• [Objective]: How many lines of these entries include the string "imatge"? State the number alone.

• [Input rows]:
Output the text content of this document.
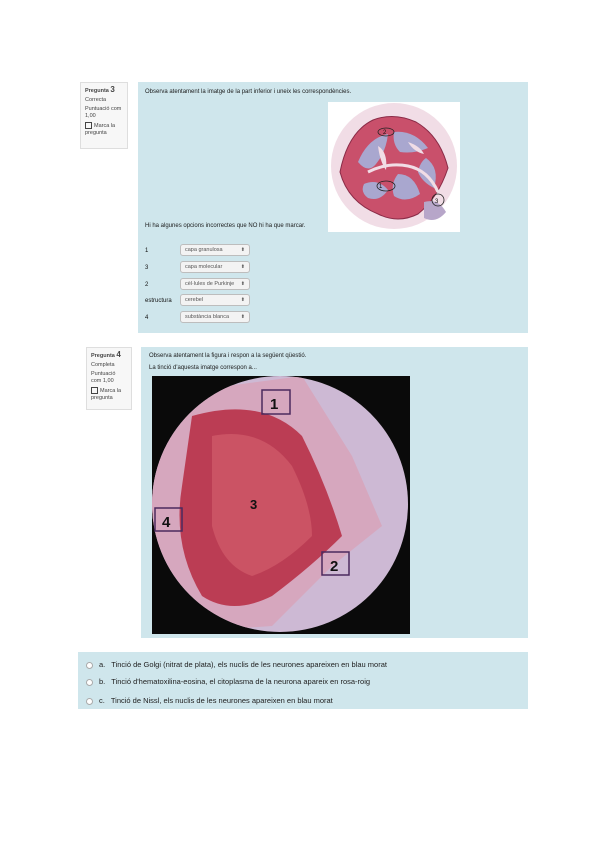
Pregunta 3
Correcta
Puntuació com 1,00
Marca la pregunta
Observa atentament la imatge de la part inferior i uneix les correspondències.
2
1
3
Hi ha algunes opcions incorrectes que NO hi ha que marcar.
1	capa granulosa	⬍
3	capa molecular	⬍
2	cèl·lules de Purkinje ⬍
estructura	cerebel	⬍
4	substància blanca ⬍
Pregunta 4
Completa
Puntuació com 1,00
Marca la pregunta
Observa atentament la figura i respon a la següent qüestió.
La tinció d'aquesta imatge correspon a...
1
3
4
2
a. Tinció de Golgi (nitrat de plata), els nuclis de les neurones apareixen en blau morat
b. Tinció d'hematoxilina-eosina, el citoplasma de la neurona apareix en rosa-roig
c. Tinció de Nissl, els nuclis de les neurones apareixen en blau morat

• [In response]: 2